- [Task instructions]
Set down, in full, every record in the block.

* begin Supplied material *

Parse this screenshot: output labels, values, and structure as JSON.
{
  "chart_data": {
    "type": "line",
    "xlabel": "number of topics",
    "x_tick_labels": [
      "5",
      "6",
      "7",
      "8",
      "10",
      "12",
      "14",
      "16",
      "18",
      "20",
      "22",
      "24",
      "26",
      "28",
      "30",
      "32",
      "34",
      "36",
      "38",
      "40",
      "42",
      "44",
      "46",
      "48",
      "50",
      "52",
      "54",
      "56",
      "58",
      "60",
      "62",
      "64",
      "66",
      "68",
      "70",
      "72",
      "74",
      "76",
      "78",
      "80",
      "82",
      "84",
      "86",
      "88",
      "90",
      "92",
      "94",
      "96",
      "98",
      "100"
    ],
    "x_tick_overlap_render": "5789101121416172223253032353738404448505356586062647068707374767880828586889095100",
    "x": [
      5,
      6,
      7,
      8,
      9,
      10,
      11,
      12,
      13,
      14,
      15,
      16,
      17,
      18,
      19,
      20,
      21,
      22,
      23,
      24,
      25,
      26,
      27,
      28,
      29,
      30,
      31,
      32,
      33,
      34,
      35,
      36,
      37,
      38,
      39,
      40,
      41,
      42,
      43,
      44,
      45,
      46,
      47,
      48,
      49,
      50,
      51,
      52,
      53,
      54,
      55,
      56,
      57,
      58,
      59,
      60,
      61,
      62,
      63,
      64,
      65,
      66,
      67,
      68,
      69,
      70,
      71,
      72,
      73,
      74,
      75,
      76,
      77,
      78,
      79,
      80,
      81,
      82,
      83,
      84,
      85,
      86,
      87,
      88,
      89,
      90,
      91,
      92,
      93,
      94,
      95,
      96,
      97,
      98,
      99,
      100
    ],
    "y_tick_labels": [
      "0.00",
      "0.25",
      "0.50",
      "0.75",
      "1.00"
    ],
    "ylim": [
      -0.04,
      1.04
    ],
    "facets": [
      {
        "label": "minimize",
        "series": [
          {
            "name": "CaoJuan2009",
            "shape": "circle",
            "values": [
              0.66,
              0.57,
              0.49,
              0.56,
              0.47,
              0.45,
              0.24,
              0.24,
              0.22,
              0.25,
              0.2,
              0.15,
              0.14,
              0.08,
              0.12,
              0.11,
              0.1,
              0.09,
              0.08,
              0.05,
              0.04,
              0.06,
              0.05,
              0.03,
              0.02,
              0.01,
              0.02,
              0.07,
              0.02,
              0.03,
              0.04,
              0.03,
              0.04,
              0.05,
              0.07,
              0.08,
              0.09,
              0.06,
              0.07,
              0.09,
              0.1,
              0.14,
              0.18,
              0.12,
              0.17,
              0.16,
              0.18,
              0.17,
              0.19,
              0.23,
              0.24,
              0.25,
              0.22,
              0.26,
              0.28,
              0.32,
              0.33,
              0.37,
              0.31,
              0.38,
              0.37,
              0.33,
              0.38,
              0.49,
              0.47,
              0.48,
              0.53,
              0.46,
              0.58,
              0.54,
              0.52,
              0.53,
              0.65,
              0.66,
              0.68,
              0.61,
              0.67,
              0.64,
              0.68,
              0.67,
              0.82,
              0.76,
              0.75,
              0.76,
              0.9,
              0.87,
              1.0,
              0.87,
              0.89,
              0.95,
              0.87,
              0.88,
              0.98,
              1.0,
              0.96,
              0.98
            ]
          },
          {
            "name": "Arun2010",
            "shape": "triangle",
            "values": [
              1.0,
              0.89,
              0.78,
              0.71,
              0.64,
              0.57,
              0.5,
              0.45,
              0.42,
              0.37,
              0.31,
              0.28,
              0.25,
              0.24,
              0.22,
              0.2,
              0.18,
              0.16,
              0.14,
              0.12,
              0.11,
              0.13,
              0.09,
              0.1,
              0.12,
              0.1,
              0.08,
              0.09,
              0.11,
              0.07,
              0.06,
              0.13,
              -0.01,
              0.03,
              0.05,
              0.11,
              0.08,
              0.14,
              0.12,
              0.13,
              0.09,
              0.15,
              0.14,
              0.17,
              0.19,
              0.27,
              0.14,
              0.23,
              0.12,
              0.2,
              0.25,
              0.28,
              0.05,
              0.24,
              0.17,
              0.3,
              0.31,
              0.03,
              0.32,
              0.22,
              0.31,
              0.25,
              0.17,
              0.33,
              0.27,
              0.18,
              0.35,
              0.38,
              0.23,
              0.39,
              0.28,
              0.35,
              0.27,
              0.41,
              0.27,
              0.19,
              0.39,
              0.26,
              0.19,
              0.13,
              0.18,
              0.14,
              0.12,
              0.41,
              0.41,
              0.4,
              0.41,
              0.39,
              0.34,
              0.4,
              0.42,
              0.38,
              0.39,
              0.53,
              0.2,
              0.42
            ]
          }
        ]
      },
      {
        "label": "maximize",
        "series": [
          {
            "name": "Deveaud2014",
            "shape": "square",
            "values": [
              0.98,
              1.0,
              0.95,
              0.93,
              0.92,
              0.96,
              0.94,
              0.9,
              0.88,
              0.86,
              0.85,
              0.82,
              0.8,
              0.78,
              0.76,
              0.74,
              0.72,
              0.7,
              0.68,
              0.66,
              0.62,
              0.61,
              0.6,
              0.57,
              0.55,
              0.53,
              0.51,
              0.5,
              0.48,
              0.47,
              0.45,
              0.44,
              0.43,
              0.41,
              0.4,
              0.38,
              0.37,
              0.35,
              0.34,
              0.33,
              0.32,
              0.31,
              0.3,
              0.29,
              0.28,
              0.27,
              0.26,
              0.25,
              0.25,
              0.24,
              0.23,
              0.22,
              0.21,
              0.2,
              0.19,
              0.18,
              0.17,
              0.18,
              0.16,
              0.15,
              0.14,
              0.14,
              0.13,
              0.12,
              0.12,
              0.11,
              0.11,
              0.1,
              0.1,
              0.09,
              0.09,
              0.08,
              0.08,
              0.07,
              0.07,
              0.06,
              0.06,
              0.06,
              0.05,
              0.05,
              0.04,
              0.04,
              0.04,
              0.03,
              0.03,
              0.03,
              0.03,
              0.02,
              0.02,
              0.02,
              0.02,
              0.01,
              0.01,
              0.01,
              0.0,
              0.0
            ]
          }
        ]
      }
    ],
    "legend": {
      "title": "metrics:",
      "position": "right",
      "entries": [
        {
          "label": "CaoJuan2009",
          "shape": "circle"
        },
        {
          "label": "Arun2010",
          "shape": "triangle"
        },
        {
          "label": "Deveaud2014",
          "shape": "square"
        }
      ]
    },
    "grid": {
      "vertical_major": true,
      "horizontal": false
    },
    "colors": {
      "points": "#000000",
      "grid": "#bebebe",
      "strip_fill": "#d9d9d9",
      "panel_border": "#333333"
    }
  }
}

* end Supplied material *

- [Full response]
Parse this screenshot: output labels, values, and structure as JSON.
{
  "chart_data": {
    "type": "line",
    "xlabel": "number of topics",
    "x_tick_labels": [
      "5",
      "6",
      "7",
      "8",
      "10",
      "12",
      "14",
      "16",
      "18",
      "20",
      "22",
      "24",
      "26",
      "28",
      "30",
      "32",
      "34",
      "36",
      "38",
      "40",
      "42",
      "44",
      "46",
      "48",
      "50",
      "52",
      "54",
      "56",
      "58",
      "60",
      "62",
      "64",
      "66",
      "68",
      "70",
      "72",
      "74",
      "76",
      "78",
      "80",
      "82",
      "84",
      "86",
      "88",
      "90",
      "92",
      "94",
      "96",
      "98",
      "100"
    ],
    "x_tick_overlap_render": "5789101121416172223253032353738404448505356586062647068707374767880828586889095100",
    "x": [
      5,
      6,
      7,
      8,
      9,
      10,
      11,
      12,
      13,
      14,
      15,
      16,
      17,
      18,
      19,
      20,
      21,
      22,
      23,
      24,
      25,
      26,
      27,
      28,
      29,
      30,
      31,
      32,
      33,
      34,
      35,
      36,
      37,
      38,
      39,
      40,
      41,
      42,
      43,
      44,
      45,
      46,
      47,
      48,
      49,
      50,
      51,
      52,
      53,
      54,
      55,
      56,
      57,
      58,
      59,
      60,
      61,
      62,
      63,
      64,
      65,
      66,
      67,
      68,
      69,
      70,
      71,
      72,
      73,
      74,
      75,
      76,
      77,
      78,
      79,
      80,
      81,
      82,
      83,
      84,
      85,
      86,
      87,
      88,
      89,
      90,
      91,
      92,
      93,
      94,
      95,
      96,
      97,
      98,
      99,
      100
    ],
    "y_tick_labels": [
      "0.00",
      "0.25",
      "0.50",
      "0.75",
      "1.00"
    ],
    "ylim": [
      -0.04,
      1.04
    ],
    "facets": [
      {
        "label": "minimize",
        "series": [
          {
            "name": "CaoJuan2009",
            "shape": "circle",
            "values": [
              0.66,
              0.57,
              0.49,
              0.56,
              0.47,
              0.45,
              0.24,
              0.24,
              0.22,
              0.25,
              0.2,
              0.15,
              0.14,
              0.08,
              0.12,
              0.11,
              0.1,
              0.09,
              0.08,
              0.05,
              0.04,
              0.06,
              0.05,
              0.03,
              0.02,
              0.01,
              0.02,
              0.07,
              0.02,
              0.03,
              0.04,
              0.03,
              0.04,
              0.05,
              0.07,
              0.08,
              0.09,
              0.06,
              0.07,
              0.09,
              0.1,
              0.14,
              0.18,
              0.12,
              0.17,
              0.16,
              0.18,
              0.17,
              0.19,
              0.23,
              0.24,
              0.25,
              0.22,
              0.26,
              0.28,
              0.32,
              0.33,
              0.37,
              0.31,
              0.38,
              0.37,
              0.33,
              0.38,
              0.49,
              0.47,
              0.48,
              0.53,
              0.46,
              0.58,
              0.54,
              0.52,
              0.53,
              0.65,
              0.66,
              0.68,
              0.61,
              0.67,
              0.64,
              0.68,
              0.67,
              0.82,
              0.76,
              0.75,
              0.76,
              0.9,
              0.87,
              1.0,
              0.87,
              0.89,
              0.95,
              0.87,
              0.88,
              0.98,
              1.0,
              0.96,
              0.98
            ]
          },
          {
            "name": "Arun2010",
            "shape": "triangle",
            "values": [
              1.0,
              0.89,
              0.78,
              0.71,
              0.64,
              0.57,
              0.5,
              0.45,
              0.42,
              0.37,
              0.31,
              0.28,
              0.25,
              0.24,
              0.22,
              0.2,
              0.18,
              0.16,
              0.14,
              0.12,
              0.11,
              0.13,
              0.09,
              0.1,
              0.12,
              0.1,
              0.08,
              0.09,
              0.11,
              0.07,
              0.06,
              0.13,
              -0.01,
              0.03,
              0.05,
              0.11,
              0.08,
              0.14,
              0.12,
              0.13,
              0.09,
              0.15,
              0.14,
              0.17,
              0.19,
              0.27,
              0.14,
              0.23,
              0.12,
              0.2,
              0.25,
              0.28,
              0.05,
              0.24,
              0.17,
              0.3,
              0.31,
              0.03,
              0.32,
              0.22,
              0.31,
              0.25,
              0.17,
              0.33,
              0.27,
              0.18,
              0.35,
              0.38,
              0.23,
              0.39,
              0.28,
              0.35,
              0.27,
              0.41,
              0.27,
              0.19,
              0.39,
              0.26,
              0.19,
              0.13,
              0.18,
              0.14,
              0.12,
              0.41,
              0.41,
              0.4,
              0.41,
              0.39,
              0.34,
              0.4,
              0.42,
              0.38,
              0.39,
              0.53,
              0.2,
              0.42
            ]
          }
        ]
      },
      {
        "label": "maximize",
        "series": [
          {
            "name": "Deveaud2014",
            "shape": "square",
            "values": [
              0.98,
              1.0,
              0.95,
              0.93,
              0.92,
              0.96,
              0.94,
              0.9,
              0.88,
              0.86,
              0.85,
              0.82,
              0.8,
              0.78,
              0.76,
              0.74,
              0.72,
              0.7,
              0.68,
              0.66,
              0.62,
              0.61,
              0.6,
              0.57,
              0.55,
              0.53,
              0.51,
              0.5,
              0.48,
              0.47,
              0.45,
              0.44,
              0.43,
              0.41,
              0.4,
              0.38,
              0.37,
              0.35,
              0.34,
              0.33,
              0.32,
              0.31,
              0.3,
              0.29,
              0.28,
              0.27,
              0.26,
              0.25,
              0.25,
              0.24,
              0.23,
              0.22,
              0.21,
              0.2,
              0.19,
              0.18,
              0.17,
              0.18,
              0.16,
              0.15,
              0.14,
              0.14,
              0.13,
              0.12,
              0.12,
              0.11,
              0.11,
              0.1,
              0.1,
              0.09,
              0.09,
              0.08,
              0.08,
              0.07,
              0.07,
              0.06,
              0.06,
              0.06,
              0.05,
              0.05,
              0.04,
              0.04,
              0.04,
              0.03,
              0.03,
              0.03,
              0.03,
              0.02,
              0.02,
              0.02,
              0.02,
              0.01,
              0.01,
              0.01,
              0.0,
              0.0
            ]
          }
        ]
      }
    ],
    "legend": {
      "title": "metrics:",
      "position": "right",
      "entries": [
        {
          "label": "CaoJuan2009",
          "shape": "circle"
        },
        {
          "label": "Arun2010",
          "shape": "triangle"
        },
        {
          "label": "Deveaud2014",
          "shape": "square"
        }
      ]
    },
    "grid": {
      "vertical_major": true,
      "horizontal": false
    },
    "colors": {
      "points": "#000000",
      "grid": "#bebebe",
      "strip_fill": "#d9d9d9",
      "panel_border": "#333333"
    }
  }
}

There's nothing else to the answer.